Requirements:
**A.** In the account of the church visits, list the periods each year when the miracle of St. January's blood is performed.
**B.** Continue the account of the church visits, starting after its last sentence.

Supplied text:
__________

Opposite the figure of Vice stands Virtue, as delicately carved, but the design is not so clear and striking as its opposite. Behind the altar is a piece of statuary representing Christ giving sight to the blind. It is of one piece of marble, and is fifteen feet high and eight feet wide, and is an object of study and admiration to the Christian and artist.

Hurrying out of this chapel, we went into a church which had once been used as a pagan temple, and around which yet lingered the memorials of paganism. The altar was covered with vases of silver flowers, six feet high. Paintings and sculpture were displayed to advantage. One fine painting represented the burial of the apostle Paul. He was dressed in ecclesiastical habits, and several shaven-headed monks were putting him into a splendid coffin. If Paul had known that he would have fallen into the hands of monks after his death, I doubt whether he would have said, "To die is gain."

We next came to an edifice which our guide called the Church of the Black Prince; and, before I came out, I thought he was correct. A monk met us at the door, and took us around among the bowing worshipers, to show us the pictures and statues. He made more noise and talked louder than his brother priest who was at the altar. We followed him, clattering over the marble pavement, stepping over the legs of the kneeling penitents, clearing as well as we could the rich dresses of the ladies, and behaving as well as we could under the circumstances. We went into the sacristy, behind the altar, where is an ivory crucifix six feet high and one foot wide, several fine paintings by

the old masters, and boxes and drawers for the robes of the priests. As well prepared as I was for any display of duplicity on the part of the priests, I was surprised at the want of gravity and decorum of these men, when, as their work was done, they came into the sacristy to exchange their gewgaw garments for the robes of the monks. The whole appearance of things in this church was bad. Vice seemed to sit throned in priestly robes; the church was a playground; the priests actors and showmen. Pagan idolatry was outshone by Papal pride. I saw an altar boy dipping his bread in a basin of consecrated water, and taking up the sacred fluid, and drinking it from his hands. There was not even the show of decency on the part of the priests, and a company of low actors in a theater dressroom could not have exhibited less signs of piety.

We next went to the cathedral. This structure appears more modern than many others, in consequence of having been repaired. It was formerly a pagan temple, and near the door at which we entered was an urn which once contained the blood shed in sacrifices. This church is the center of Papal influence in Naples. The principal object of interest is St. January's Chapel, which is a small room, separated from the nave by a brass gate, which, we were told, required the labor of two men forty-five years to build it. The interior of the chapel is very richly finished; the dome small, but very superb. The altar is of gold and precious stones, and nothing but a fee will uncover it. In the sacristy are kept forty-six silver busts, as large as life, of St. Antonio, John the Baptist, and others. These busts belong to other churches, and on the various feast days are carried out in procession. Behind a statue of St. January is an oratory, where a golden bust of the saint

and a bottle of his blood are kept. It was told us that, when St. January was killed for his love to Jesus, a woman caught his blood, and preserved it. A part of the blood was taken to Spain, and the remainder to Naples. The portion brought to Naples was bottled, and, with the golden bust which contains the skull of the saint, or somebody else, is shut up in a silver tabernacle. The bust is separated from the blood; and it was told us that, when the skull and the blood are brought into contact, a miracle is produced. The coagulated blood liquefies as soon as it is brought to the bust. The dead skull owns the dry substance, and responds to its appeal. The miracle is performed three times every year the first eight days of May, the first eight days of September, and the 16th of December, which is the annual feast day of the saint. Our profane eyes were not allowed, of course, to see this sacred blood, which is guarded with great care. There are two ponderous locks to the tabernacle; one key is kept by the bishop, and the other by the governor of Naples; and if one lock is picked, the other remains safe. The whole chapel is full of relics and statues of great worth, and must have cost an immense sum of money. The gate alone cost about thirty thousand dollars, or thirty-two thousand ducats. The high altar, an immense block of porphyry, with cornices of silver inlaid with gold, and the paintings, many of which are by the famous Domenichino, must have been purchased at a vast expense.

__________

(Spatial annotation entries)

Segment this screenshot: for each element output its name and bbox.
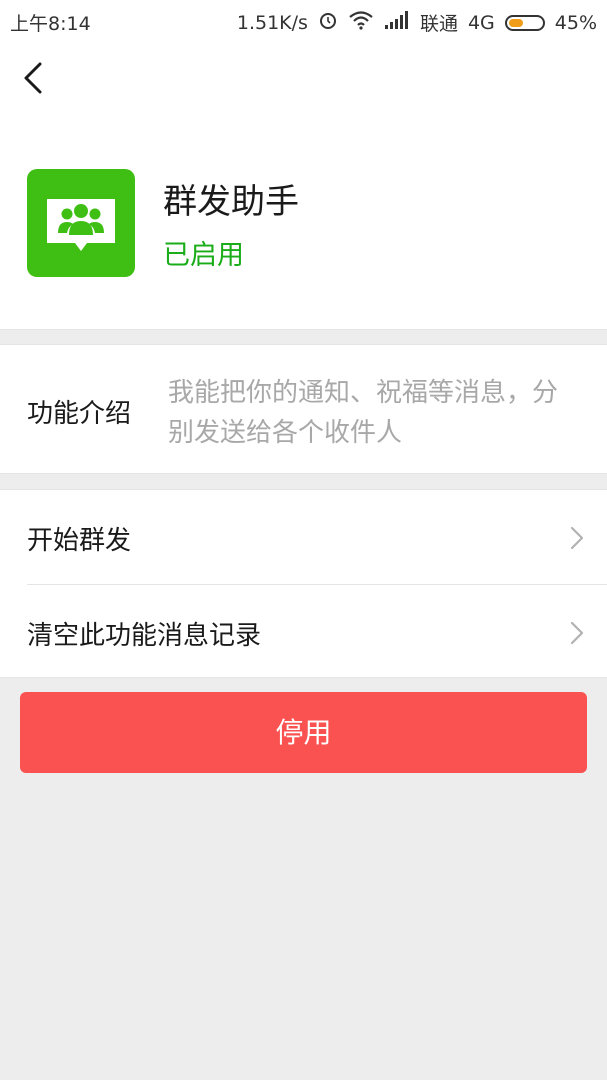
signal-icon [384,11,410,34]
feature-name: 群发助手 [163,182,299,222]
chevron-left-icon [24,62,42,94]
intro-label: 功能介绍 [27,399,132,429]
battery-percent: 45% [554,11,597,34]
wifi-icon [348,10,374,35]
menu-list: 开始群发 清空此功能消息记录 [0,489,607,678]
chevron-right-icon [570,621,584,645]
feature-status: 已启用 [163,240,244,271]
group-chat-icon [27,169,135,277]
battery-level [508,18,523,27]
back-button[interactable] [14,58,54,98]
menu-item-label: 清空此功能消息记录 [27,621,262,651]
feature-intro: 功能介绍 我能把你的通知、祝福等消息，分别发送给各个收件人 [0,344,607,474]
alarm-icon [318,10,338,35]
status-bar: 上午8:14 1.51K/s 联通 4G 45% [0,0,607,42]
nav-bar [0,42,607,124]
disable-button[interactable]: 停用 [20,692,587,773]
net-speed: 1.51K/s [236,11,308,34]
network-type: 4G [467,11,495,34]
intro-text: 我能把你的通知、祝福等消息，分别发送给各个收件人 [168,378,559,448]
battery-icon [504,14,545,31]
carrier-name: 联通 [419,13,458,35]
chevron-right-icon [570,526,584,550]
feature-profile: 群发助手 已启用 [0,124,607,330]
start-broadcast-item[interactable]: 开始群发 [0,490,607,584]
menu-item-label: 开始群发 [27,526,132,556]
status-indicators: 1.51K/s 联通 4G 45% [237,9,597,36]
status-time: 上午8:14 [10,13,91,35]
clear-history-item[interactable]: 清空此功能消息记录 [0,585,607,679]
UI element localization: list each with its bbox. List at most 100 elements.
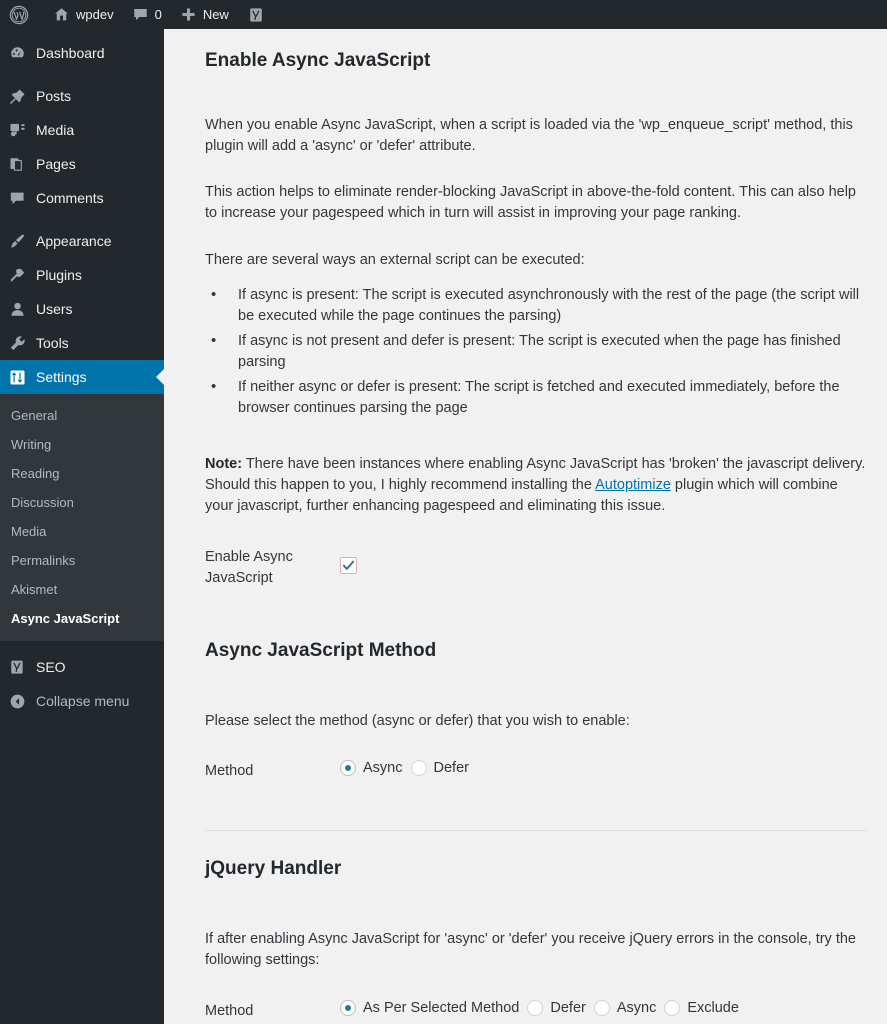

__________

Solved tasks:
**A.**
- The first eight days of May
- The first eight days of September
- The 16th of December

**B.**
I presume we might have seen other relics, and perhaps witnessed some of the miracles, if we had been willing to have paid the price. The Italian priests will perform almost any miracle, if you will pay them enough to rig out the machinery. Money is the key

which unlocks the doors of churches, shows you the way into convents, makes you acquainted with priests, and takes you into every place of interest; and I doubt not some of the monks would undertake to procure you some of the veritable blood of our divine Savior for a good round sum.

It is a wonder how so many men of apparent goodness and undoubted scholarship can be deceived by the priests and monks. Their tricks and artifices are so shallow, their miracles are so absurd, their pretensions are so preposterous, that we, who have been educated under the influence of the Bible, fail to see how intelligent men can be so blinded. The delusion of the people is a striking illustration of the influence of early education and the force of long-standing usages and precedents. Well, mind must wake up ere long. God speed the day!

XXV.

CATACOMBS-CEMETERY-TOMB OF VIRGIL.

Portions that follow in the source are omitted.